### Set exercise
Skip the pictures and quote all of the lines exactly.

### Exercise data
◆ ◆ ◆

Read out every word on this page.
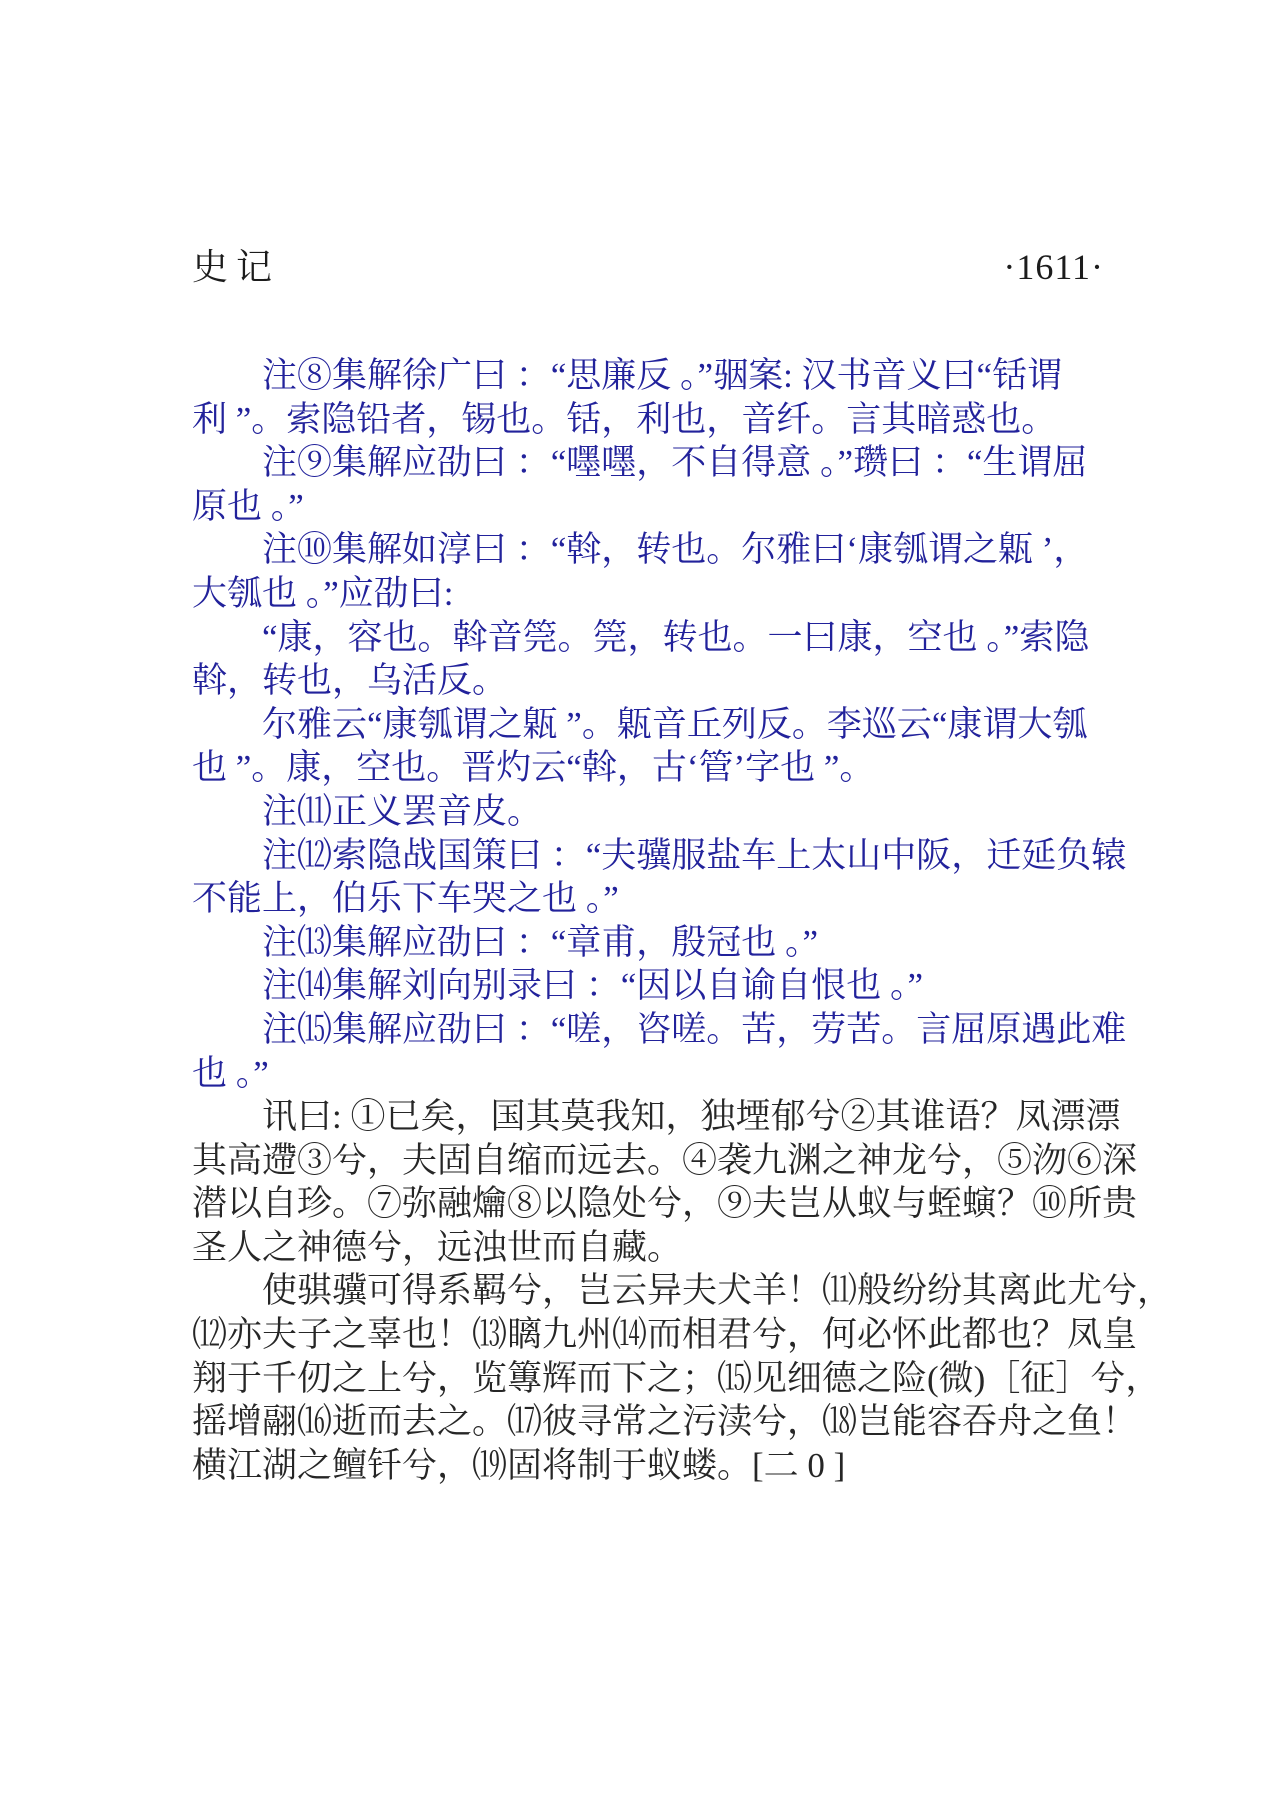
史记	·1611·
注⑧集解徐广曰 ：“思廉反 。”骃案: 汉书音义曰“铦谓
利 ”。索隐铅者，锡也。铦，利也，音纤。言其暗惑也。
注⑨集解应劭曰 ：“嚜嚜，不自得意 。”瓒曰 ：“生谓屈
原也 。”
注⑩集解如淳曰 ：“斡，转也。尔雅曰‘康瓠谓之甈 ’，
大瓠也 。”应劭曰:
“康，容也。斡音筦。筦，转也。一曰康，空也 。”索隐
斡，转也，乌活反。
尔雅云“康瓠谓之甈 ”。甈音丘列反。李巡云“康谓大瓠
也 ”。康，空也。晋灼云“斡，古‘管’字也 ”。
注⑾正义罢音皮。
注⑿索隐战国策曰 ：“夫骥服盐车上太山中阪，迁延负辕
不能上，伯乐下车哭之也 。”
注⒀集解应劭曰 ：“章甫，殷冠也 。”
注⒁集解刘向别录曰 ：“因以自谕自恨也 。”
注⒂集解应劭曰 ：“嗟，咨嗟。苦，劳苦。言屈原遇此难
也 。”
讯曰: ①已矣，国其莫我知，独堙郁兮②其谁语？凤漂漂
其高遰③兮，夫固自缩而远去。④袭九渊之神龙兮，⑤沕⑥深
潜以自珍。⑦弥融爚⑧以隐处兮，⑨夫岂从蚁与蛭螾？⑩所贵
圣人之神德兮，远浊世而自藏。
使骐骥可得系羁兮，岂云异夫犬羊！⑾般纷纷其离此尤兮，
⑿亦夫子之辜也！⒀瞝九州⒁而相君兮，何必怀此都也？凤皇
翔于千仞之上兮，览篿辉而下之；⒂见细德之险(微)［征］兮，
摇增翮⒃逝而去之。⒄彼寻常之污渎兮，⒅岂能容吞舟之鱼！
横江湖之鳣钎兮，⒆固将制于蚁蝼。[二 0 ]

◆ ◆ ◆

### Solution for this task
Read out every word on this page.
史记	·1611·
注⑧集解徐广曰 ：“思廉反 。”骃案: 汉书音义曰“铦谓
利 ”。索隐铅者，锡也。铦，利也，音纤。言其暗惑也。
注⑨集解应劭曰 ：“嚜嚜，不自得意 。”瓒曰 ：“生谓屈
原也 。”
注⑩集解如淳曰 ：“斡，转也。尔雅曰‘康瓠谓之甈 ’，
大瓠也 。”应劭曰:
“康，容也。斡音筦。筦，转也。一曰康，空也 。”索隐
斡，转也，乌活反。
尔雅云“康瓠谓之甈 ”。甈音丘列反。李巡云“康谓大瓠
也 ”。康，空也。晋灼云“斡，古‘管’字也 ”。
注⑾正义罢音皮。
注⑿索隐战国策曰 ：“夫骥服盐车上太山中阪，迁延负辕
不能上，伯乐下车哭之也 。”
注⒀集解应劭曰 ：“章甫，殷冠也 。”
注⒁集解刘向别录曰 ：“因以自谕自恨也 。”
注⒂集解应劭曰 ：“嗟，咨嗟。苦，劳苦。言屈原遇此难
也 。”
讯曰: ①已矣，国其莫我知，独堙郁兮②其谁语？凤漂漂
其高遰③兮，夫固自缩而远去。④袭九渊之神龙兮，⑤沕⑥深
潜以自珍。⑦弥融爚⑧以隐处兮，⑨夫岂从蚁与蛭螾？⑩所贵
圣人之神德兮，远浊世而自藏。
使骐骥可得系羁兮，岂云异夫犬羊！⑾般纷纷其离此尤兮，
⑿亦夫子之辜也！⒀瞝九州⒁而相君兮，何必怀此都也？凤皇
翔于千仞之上兮，览篿辉而下之；⒂见细德之险(微)［征］兮，
摇增翮⒃逝而去之。⒄彼寻常之污渎兮，⒅岂能容吞舟之鱼！
横江湖之鳣钎兮，⒆固将制于蚁蝼。[二 0 ]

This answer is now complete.